**Required task:**
Present the entries as a Markdown table with the columns Row and Entry text. Include every line from the start of the entries up to and including the line that contains "app-bar: Graphics Application", numbering each row and leaving out blank lines.

**Data rows:**
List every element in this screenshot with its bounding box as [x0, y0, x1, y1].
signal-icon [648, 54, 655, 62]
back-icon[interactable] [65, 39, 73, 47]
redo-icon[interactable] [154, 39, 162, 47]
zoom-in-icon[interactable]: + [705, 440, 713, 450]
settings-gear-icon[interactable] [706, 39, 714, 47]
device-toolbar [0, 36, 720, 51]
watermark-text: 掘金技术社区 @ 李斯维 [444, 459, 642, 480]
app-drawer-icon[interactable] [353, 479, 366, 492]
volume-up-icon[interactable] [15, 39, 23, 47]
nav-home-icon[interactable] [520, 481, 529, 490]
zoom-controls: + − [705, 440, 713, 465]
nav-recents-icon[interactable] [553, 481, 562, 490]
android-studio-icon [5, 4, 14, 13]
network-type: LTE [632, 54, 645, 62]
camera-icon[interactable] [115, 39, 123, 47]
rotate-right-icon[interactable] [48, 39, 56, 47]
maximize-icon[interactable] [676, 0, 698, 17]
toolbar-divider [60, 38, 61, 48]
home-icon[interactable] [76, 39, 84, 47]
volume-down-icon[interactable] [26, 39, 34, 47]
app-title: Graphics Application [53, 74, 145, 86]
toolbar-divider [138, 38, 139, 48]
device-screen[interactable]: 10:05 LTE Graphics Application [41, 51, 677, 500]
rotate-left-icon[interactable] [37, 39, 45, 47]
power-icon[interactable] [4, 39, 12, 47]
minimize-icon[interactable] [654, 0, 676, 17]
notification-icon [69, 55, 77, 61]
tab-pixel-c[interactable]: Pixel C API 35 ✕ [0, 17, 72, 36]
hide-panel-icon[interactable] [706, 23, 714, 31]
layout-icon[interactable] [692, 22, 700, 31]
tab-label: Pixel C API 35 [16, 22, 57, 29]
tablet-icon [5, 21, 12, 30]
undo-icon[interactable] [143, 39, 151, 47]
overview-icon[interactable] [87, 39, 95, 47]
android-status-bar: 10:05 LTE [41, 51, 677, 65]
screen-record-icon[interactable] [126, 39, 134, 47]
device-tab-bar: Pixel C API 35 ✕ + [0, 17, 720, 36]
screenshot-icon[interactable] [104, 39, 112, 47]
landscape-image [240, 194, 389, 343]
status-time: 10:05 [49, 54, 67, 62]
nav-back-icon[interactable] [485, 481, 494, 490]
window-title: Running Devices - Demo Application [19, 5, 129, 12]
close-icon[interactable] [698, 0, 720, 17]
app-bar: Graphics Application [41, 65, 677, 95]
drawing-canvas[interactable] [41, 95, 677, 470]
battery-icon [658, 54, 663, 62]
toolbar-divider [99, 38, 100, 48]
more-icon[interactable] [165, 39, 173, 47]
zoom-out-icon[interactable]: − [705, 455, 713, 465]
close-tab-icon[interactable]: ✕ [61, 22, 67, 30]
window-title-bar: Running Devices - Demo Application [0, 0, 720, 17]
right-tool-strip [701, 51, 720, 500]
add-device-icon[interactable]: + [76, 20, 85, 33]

**Response:**
| Row | Entry text |
|---|---|
| 1 | List every element in this screenshot with its bounding box as [x0, y0, x1, y1]. |
| 2 | signal-icon [648, 54, 655, 62] |
| 3 | back-icon[interactable] [65, 39, 73, 47] |
| 4 | redo-icon[interactable] [154, 39, 162, 47] |
| 5 | zoom-in-icon[interactable]: + [705, 440, 713, 450] |
| 6 | settings-gear-icon[interactable] [706, 39, 714, 47] |
| 7 | device-toolbar [0, 36, 720, 51] |
| 8 | watermark-text: 掘金技术社区 @ 李斯维 [444, 459, 642, 480] |
| 9 | app-drawer-icon[interactable] [353, 479, 366, 492] |
| 10 | volume-up-icon[interactable] [15, 39, 23, 47] |
| 11 | nav-home-icon[interactable] [520, 481, 529, 490] |
| 12 | zoom-controls: + − [705, 440, 713, 465] |
| 13 | nav-recents-icon[interactable] [553, 481, 562, 490] |
| 14 | android-studio-icon [5, 4, 14, 13] |
| 15 | network-type: LTE [632, 54, 645, 62] |
| 16 | camera-icon[interactable] [115, 39, 123, 47] |
| 17 | rotate-right-icon[interactable] [48, 39, 56, 47] |
| 18 | maximize-icon[interactable] [676, 0, 698, 17] |
| 19 | toolbar-divider [60, 38, 61, 48] |
| 20 | home-icon[interactable] [76, 39, 84, 47] |
| 21 | volume-down-icon[interactable] [26, 39, 34, 47] |
| 22 | app-title: Graphics Application [53, 74, 145, 86] |
| 23 | toolbar-divider [138, 38, 139, 48] |
| 24 | device-screen[interactable]: 10:05 LTE Graphics Application [41, 51, 677, 500] |
| 25 | rotate-left-icon[interactable] [37, 39, 45, 47] |
| 26 | power-icon[interactable] [4, 39, 12, 47] |
| 27 | minimize-icon[interactable] [654, 0, 676, 17] |
| 28 | notification-icon [69, 55, 77, 61] |
| 29 | tab-pixel-c[interactable]: Pixel C API 35 ✕ [0, 17, 72, 36] |
| 30 | hide-panel-icon[interactable] [706, 23, 714, 31] |
| 31 | layout-icon[interactable] [692, 22, 700, 31] |
| 32 | tab-label: Pixel C API 35 [16, 22, 57, 29] |
| 33 | tablet-icon [5, 21, 12, 30] |
| 34 | undo-icon[interactable] [143, 39, 151, 47] |
| 35 | overview-icon[interactable] [87, 39, 95, 47] |
| 36 | android-status-bar: 10:05 LTE [41, 51, 677, 65] |
| 37 | screen-record-icon[interactable] [126, 39, 134, 47] |
| 38 | device-tab-bar: Pixel C API 35 ✕ + [0, 17, 720, 36] |
| 39 | screenshot-icon[interactable] [104, 39, 112, 47] |
| 40 | landscape-image [240, 194, 389, 343] |
| 41 | status-time: 10:05 [49, 54, 67, 62] |
| 42 | nav-back-icon[interactable] [485, 481, 494, 490] |
| 43 | window-title: Running Devices - Demo Application [19, 5, 129, 12] |
| 44 | close-icon[interactable] [698, 0, 720, 17] |
| 45 | app-bar: Graphics Application [41, 65, 677, 95] |